▶ WORK REQUEST:
Extend the passage on the teratogenicity of vitamin A, picking up after its final sentence.

▶ PASSAGE PROVIDED:
+ + +
3.20.2) TERATOGENICITY
A) CONGENITAL ANOMALY 1) In one study, there was no evidence of an increased risk of major malformations in 311 infants exposed to a median daily dose of 50,000 International Units of vitamin A per day (range 10,000 to 300,000) during organogenesis compared with infants exposed later in pregnancy or unexposed infants (Mastroiacovo et al, 1999). 2) There is a well-established association between some vitamin A congeners and a teratogenic outcome in infants whose mothers were exposed during pregnancy (Kizer et al, 1990). 3) Isolated reports describe teratogenic effects following the use of greater than 25,000 International Units daily during the first trimester (Anon, 1987; Rosa et al, 1986). 4) In one case report, multiple congenital abnormalities similar to those associated with isotretinoin were observed following the maternal intake of 2000 International Units of vitamin A daily during pregnancy (Lungarotti et al, 1987). 5) Preterm neonates who developed bronchopulmonary dysplasia had lower plasma concentrations of retinol binding protein at birth and at 21 days compared with infants who did not develop this condition. In this study, 64% of preterm infants had levels less than 20 mcg/dL (Hustead et al, 1984). 6) In a prospective study of 22,755 women, high intake of vitamin A (retinol greater than 15,000 international units/day from combined sources of food and supplements or greater than 10,000 International Units/day from supplements) was associated with an increased incidence of birth defects. Incidences of malformations of tissues derived from neural crest cells (ie, craniofacial, CNS, thymus, and heart) that were only noted when high vitamin A intake occurred between 2 weeks preconception and 6 weeks post-conception demonstrated the greatest increase. The increase was less pronounced for musculoskeletal and urogenital defects. After correcting for confounding variables (ie, age, education, race, family history of birth defects, and folate, ethanol, or anticonvulsant use), the differences persisted. The study findings that vitamin A is potentially teratogenic were confined to vitamin A in the form of retinol. The study did not examine teratogenicity of vitamin A in the form of beta carotene (Rothman et al, 1995).
+ + +
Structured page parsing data

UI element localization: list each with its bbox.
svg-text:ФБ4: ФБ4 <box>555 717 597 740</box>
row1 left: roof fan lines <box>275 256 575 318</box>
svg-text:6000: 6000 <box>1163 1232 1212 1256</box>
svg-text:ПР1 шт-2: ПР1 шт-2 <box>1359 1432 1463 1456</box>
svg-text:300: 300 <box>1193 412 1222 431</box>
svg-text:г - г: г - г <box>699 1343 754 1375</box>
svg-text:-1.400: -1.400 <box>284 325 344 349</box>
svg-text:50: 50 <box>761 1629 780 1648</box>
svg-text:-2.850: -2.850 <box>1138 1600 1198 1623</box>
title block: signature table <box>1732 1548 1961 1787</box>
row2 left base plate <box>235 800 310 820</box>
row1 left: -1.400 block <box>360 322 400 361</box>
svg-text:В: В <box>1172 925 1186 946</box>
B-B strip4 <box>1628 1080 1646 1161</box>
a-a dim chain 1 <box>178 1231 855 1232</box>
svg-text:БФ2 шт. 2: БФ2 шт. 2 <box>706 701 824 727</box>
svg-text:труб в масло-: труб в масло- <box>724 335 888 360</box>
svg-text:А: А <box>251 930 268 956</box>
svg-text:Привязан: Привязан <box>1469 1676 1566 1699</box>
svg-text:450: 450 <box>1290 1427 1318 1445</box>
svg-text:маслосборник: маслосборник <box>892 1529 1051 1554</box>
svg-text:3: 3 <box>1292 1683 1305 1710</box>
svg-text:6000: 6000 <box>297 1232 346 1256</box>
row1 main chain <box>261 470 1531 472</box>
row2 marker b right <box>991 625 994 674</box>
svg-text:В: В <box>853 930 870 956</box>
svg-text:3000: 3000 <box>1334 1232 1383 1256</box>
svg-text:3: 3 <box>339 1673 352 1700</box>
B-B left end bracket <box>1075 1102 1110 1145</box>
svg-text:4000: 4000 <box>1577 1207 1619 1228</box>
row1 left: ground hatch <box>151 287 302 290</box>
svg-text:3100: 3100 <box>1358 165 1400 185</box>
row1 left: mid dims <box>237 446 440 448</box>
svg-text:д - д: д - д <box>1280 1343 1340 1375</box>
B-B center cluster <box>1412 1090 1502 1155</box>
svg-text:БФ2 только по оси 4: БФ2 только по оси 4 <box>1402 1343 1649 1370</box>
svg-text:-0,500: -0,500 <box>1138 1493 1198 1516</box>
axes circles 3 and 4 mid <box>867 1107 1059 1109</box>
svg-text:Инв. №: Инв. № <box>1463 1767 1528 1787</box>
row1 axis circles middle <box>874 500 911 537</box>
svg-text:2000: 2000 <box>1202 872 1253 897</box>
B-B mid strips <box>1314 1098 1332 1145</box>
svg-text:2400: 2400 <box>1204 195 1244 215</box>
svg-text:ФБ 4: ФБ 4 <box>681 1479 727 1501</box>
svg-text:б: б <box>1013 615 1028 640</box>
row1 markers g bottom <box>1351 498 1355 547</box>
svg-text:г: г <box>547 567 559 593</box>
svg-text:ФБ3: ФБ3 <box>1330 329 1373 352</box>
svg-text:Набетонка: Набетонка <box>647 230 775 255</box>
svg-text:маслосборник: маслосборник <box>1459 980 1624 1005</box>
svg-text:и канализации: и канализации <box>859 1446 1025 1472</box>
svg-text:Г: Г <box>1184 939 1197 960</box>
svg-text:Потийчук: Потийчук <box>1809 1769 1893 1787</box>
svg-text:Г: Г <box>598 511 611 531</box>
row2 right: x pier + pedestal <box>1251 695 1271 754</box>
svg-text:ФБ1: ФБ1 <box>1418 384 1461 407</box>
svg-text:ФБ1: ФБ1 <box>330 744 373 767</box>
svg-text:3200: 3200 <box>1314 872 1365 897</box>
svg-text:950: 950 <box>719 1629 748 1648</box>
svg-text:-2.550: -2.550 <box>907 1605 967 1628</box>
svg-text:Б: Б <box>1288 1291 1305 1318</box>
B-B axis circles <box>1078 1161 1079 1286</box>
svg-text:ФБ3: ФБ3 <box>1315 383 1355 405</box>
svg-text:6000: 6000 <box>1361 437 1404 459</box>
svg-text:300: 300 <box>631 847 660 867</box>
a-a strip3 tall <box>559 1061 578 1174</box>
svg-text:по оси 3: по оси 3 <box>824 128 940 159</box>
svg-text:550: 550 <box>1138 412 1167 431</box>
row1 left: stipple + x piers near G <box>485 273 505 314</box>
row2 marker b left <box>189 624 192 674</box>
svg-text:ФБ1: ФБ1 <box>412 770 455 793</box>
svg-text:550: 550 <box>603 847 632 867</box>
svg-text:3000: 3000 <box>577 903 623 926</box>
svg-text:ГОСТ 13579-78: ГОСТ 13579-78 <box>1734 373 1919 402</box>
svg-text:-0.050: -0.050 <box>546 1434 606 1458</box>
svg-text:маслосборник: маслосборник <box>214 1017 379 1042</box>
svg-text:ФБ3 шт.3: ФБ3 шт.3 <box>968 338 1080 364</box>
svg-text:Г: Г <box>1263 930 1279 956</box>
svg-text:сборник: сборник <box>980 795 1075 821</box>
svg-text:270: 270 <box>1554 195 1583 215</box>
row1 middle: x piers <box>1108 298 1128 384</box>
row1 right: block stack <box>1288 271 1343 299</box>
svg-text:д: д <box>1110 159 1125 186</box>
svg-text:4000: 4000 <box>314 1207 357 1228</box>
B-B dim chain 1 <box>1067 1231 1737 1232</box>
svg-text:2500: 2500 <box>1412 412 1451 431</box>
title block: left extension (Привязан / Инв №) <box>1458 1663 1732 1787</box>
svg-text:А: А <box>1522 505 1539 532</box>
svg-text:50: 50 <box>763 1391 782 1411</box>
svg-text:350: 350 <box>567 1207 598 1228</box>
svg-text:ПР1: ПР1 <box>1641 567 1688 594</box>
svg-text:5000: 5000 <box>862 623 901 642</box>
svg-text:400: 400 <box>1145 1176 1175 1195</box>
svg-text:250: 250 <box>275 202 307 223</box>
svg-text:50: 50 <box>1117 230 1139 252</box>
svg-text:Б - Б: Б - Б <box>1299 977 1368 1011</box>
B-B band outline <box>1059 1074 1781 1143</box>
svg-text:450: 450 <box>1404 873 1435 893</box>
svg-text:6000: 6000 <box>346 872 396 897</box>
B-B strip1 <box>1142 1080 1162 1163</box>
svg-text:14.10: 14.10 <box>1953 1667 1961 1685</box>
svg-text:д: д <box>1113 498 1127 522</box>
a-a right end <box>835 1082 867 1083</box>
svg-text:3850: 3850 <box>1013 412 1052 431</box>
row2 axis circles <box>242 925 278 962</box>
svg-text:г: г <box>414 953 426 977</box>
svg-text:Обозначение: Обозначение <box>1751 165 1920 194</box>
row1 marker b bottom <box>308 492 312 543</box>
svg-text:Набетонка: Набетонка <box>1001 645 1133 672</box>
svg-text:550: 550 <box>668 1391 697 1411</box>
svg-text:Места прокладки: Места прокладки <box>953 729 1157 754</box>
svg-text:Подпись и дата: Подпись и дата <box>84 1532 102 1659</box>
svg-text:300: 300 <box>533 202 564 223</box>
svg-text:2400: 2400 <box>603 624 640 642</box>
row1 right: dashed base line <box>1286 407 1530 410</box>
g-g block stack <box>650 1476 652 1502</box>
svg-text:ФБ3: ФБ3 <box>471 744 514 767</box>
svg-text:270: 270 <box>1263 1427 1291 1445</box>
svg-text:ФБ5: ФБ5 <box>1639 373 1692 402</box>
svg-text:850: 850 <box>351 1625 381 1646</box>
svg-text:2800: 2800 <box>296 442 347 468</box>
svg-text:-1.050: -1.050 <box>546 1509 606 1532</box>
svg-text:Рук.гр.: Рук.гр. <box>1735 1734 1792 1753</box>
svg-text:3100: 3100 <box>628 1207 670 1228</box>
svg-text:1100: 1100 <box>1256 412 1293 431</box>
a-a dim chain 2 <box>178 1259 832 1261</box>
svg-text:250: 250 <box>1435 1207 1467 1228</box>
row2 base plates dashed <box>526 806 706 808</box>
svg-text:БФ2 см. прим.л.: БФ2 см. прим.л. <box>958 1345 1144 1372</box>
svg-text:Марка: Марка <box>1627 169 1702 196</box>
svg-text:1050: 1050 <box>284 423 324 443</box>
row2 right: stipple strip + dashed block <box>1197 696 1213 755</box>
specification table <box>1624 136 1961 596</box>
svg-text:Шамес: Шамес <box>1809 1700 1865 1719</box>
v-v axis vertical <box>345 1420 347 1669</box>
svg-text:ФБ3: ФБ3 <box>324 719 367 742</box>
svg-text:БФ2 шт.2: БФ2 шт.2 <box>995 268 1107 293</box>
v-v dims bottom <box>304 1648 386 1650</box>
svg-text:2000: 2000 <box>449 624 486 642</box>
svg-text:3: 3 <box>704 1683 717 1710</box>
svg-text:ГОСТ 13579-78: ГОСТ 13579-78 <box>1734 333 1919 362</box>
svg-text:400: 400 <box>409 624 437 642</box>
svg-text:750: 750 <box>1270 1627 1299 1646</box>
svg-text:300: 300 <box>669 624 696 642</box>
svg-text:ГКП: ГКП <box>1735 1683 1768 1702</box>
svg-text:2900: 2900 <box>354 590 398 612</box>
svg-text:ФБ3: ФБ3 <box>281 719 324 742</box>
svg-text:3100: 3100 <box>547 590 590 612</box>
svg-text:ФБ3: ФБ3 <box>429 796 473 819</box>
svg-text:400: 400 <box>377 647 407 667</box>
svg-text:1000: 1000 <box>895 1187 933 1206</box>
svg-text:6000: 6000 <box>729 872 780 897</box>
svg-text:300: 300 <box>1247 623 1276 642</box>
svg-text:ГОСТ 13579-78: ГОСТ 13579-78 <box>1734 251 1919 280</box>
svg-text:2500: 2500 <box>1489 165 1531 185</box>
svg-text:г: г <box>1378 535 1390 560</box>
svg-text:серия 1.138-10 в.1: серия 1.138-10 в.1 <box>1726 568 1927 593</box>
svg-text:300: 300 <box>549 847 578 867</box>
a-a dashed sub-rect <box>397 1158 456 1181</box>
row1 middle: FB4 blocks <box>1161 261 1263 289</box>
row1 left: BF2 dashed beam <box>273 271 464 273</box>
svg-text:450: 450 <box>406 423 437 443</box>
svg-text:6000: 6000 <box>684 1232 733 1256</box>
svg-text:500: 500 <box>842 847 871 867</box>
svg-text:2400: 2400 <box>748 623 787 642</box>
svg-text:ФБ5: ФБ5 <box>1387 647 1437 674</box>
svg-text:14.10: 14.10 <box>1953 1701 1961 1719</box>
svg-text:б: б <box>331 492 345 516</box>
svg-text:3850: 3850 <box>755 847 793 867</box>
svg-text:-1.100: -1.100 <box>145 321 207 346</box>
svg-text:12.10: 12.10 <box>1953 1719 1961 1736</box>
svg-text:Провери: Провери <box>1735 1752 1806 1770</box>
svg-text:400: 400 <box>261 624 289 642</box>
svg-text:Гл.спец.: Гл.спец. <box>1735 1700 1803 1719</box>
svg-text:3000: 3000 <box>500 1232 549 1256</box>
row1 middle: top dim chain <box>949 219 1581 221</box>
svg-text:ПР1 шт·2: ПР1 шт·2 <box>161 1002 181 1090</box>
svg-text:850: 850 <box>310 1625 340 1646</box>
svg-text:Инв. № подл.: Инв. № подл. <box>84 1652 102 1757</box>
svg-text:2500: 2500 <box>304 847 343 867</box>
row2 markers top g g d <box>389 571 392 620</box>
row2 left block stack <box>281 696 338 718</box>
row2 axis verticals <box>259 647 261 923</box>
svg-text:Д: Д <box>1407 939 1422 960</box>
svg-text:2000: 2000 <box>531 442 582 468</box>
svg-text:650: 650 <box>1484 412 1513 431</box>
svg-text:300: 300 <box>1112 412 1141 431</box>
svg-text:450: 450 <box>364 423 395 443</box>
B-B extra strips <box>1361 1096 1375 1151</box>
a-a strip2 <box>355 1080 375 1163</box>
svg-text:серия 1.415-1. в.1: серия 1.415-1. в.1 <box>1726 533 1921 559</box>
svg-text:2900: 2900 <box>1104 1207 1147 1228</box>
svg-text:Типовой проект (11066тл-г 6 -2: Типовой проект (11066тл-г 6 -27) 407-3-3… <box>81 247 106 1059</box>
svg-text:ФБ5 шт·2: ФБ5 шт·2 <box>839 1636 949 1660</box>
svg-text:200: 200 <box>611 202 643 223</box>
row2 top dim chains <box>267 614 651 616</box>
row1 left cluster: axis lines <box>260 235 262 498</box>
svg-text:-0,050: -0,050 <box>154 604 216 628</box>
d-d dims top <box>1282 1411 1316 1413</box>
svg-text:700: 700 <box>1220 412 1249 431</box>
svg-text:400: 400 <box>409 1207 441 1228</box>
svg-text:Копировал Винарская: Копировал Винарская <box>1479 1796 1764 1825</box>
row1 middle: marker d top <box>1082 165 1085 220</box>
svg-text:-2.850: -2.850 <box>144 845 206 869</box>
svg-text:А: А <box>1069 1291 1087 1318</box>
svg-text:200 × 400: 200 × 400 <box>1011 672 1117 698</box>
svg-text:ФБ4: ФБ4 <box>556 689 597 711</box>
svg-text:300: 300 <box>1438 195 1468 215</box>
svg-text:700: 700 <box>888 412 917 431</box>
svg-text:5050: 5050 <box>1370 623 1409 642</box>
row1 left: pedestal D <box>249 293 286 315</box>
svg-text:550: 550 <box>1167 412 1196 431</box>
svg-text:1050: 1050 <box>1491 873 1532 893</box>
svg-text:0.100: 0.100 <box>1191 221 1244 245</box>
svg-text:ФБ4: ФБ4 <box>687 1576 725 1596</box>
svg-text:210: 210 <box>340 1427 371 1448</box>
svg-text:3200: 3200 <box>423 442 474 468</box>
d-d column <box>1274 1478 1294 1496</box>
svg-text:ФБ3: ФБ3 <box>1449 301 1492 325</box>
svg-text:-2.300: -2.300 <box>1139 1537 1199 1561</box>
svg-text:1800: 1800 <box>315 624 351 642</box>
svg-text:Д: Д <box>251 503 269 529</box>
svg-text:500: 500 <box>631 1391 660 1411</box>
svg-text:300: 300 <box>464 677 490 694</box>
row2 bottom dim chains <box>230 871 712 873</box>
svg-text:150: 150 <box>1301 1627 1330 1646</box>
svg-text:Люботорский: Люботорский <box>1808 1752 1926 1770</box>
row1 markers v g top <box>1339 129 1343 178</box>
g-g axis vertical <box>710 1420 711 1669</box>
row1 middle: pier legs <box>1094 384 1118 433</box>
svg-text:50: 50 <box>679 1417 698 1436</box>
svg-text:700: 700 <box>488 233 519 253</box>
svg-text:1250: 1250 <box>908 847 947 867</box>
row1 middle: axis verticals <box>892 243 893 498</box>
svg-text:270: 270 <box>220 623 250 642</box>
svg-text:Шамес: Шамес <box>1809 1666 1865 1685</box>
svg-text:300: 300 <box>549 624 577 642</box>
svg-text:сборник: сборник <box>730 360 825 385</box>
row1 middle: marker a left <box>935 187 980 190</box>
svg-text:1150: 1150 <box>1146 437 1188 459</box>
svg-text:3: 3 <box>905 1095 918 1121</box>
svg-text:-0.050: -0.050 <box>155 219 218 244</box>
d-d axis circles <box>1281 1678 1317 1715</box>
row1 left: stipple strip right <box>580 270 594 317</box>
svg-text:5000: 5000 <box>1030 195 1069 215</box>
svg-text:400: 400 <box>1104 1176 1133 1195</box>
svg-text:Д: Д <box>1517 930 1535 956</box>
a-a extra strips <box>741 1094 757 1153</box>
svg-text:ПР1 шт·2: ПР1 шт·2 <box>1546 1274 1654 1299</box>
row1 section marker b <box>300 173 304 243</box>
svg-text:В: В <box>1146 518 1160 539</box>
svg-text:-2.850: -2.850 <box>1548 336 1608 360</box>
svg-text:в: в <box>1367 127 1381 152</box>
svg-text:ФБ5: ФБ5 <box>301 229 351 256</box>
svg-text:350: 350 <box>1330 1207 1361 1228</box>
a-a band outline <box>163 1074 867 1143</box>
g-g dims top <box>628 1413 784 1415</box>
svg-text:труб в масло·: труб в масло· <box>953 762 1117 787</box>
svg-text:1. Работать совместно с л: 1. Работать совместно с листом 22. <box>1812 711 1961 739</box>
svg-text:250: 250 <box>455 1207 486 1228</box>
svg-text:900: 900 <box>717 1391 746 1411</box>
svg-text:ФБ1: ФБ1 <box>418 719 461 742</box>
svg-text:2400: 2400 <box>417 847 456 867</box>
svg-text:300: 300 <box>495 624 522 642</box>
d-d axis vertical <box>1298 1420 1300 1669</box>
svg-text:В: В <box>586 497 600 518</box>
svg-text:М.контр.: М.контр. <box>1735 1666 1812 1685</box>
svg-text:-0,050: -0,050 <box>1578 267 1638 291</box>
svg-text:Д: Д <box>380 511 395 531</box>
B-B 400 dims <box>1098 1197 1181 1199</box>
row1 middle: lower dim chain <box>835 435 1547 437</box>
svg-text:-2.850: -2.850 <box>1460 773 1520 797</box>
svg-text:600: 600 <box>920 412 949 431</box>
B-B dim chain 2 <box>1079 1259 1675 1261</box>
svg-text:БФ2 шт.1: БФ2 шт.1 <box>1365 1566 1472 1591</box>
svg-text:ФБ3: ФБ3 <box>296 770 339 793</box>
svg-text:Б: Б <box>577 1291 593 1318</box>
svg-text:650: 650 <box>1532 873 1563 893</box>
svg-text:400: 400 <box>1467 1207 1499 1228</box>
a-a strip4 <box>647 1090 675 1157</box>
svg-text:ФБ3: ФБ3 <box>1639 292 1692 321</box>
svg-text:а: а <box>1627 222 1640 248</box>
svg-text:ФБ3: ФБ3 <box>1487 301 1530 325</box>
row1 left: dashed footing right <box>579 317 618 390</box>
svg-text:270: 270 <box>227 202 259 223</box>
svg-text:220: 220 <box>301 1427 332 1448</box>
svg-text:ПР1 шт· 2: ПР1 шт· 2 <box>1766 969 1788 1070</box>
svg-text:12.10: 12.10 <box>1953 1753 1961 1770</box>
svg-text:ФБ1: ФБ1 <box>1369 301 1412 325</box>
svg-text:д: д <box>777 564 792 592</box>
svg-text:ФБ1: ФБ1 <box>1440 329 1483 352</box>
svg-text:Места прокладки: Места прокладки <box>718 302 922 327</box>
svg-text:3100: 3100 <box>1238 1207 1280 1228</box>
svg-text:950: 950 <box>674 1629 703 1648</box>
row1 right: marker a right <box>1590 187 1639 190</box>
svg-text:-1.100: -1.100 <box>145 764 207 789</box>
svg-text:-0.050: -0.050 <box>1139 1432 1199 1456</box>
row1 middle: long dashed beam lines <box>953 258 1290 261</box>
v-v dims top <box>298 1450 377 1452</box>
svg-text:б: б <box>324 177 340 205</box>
+ + +
▶ RESPONSE BELOW:
B) LACK OF EFFECT 1) No teratogenic effects were reported in 1203 pregnant women receiving 6000 international units/day of vitamin A, at least 1 month prior to conception and for up to the twelfth week of pregnancy (Dudas & Czeizel, 1992).
C) ANIMAL STUDIES 1) In animal reproduction studies, fetal abnormalities of the central nervous system, the eye, the palate, and the urogenital tract associated with vitamin A overdose have been reported (Prod Info AQUASOL A(R) PARENTERAL intramuscular injection, 2005) 2) Retinoic acid syndrome resulting from high vitamin A intake in animals has been characterized by central nervous system, craniofacial, cardiovascular, and thymus malformations. In humans, similar abnormalities were observed when patients receiving therapeutic treatment with retinoic acid became pregnant (Lammer et al, 1985). Vitamin A deficiency has also been shown to be detrimental to the offspring of rats, including lethal failure in lung development. Similarly, respiratory distress syndrome has been observed in premature infants whose vitamin A status was often deficient (Azais-Braesco & Pascal, 2000).
3.20.3) EFFECTS IN PREGNANCY
A) PREGNANCY CATEGORY 1) The manufacturer has classified vitamin A as FDA pregnancy category X (Prod Info AQUASOL A(R) PARENTERAL intramuscular injection, 2005).
B) SPONTANEOUS ABORTION 1) The risk of spontaneous abortion or congenital malformations may be as high as 100% in women taking vitamin A in therapeutic doses during the second month of gestation (CDC, 2002).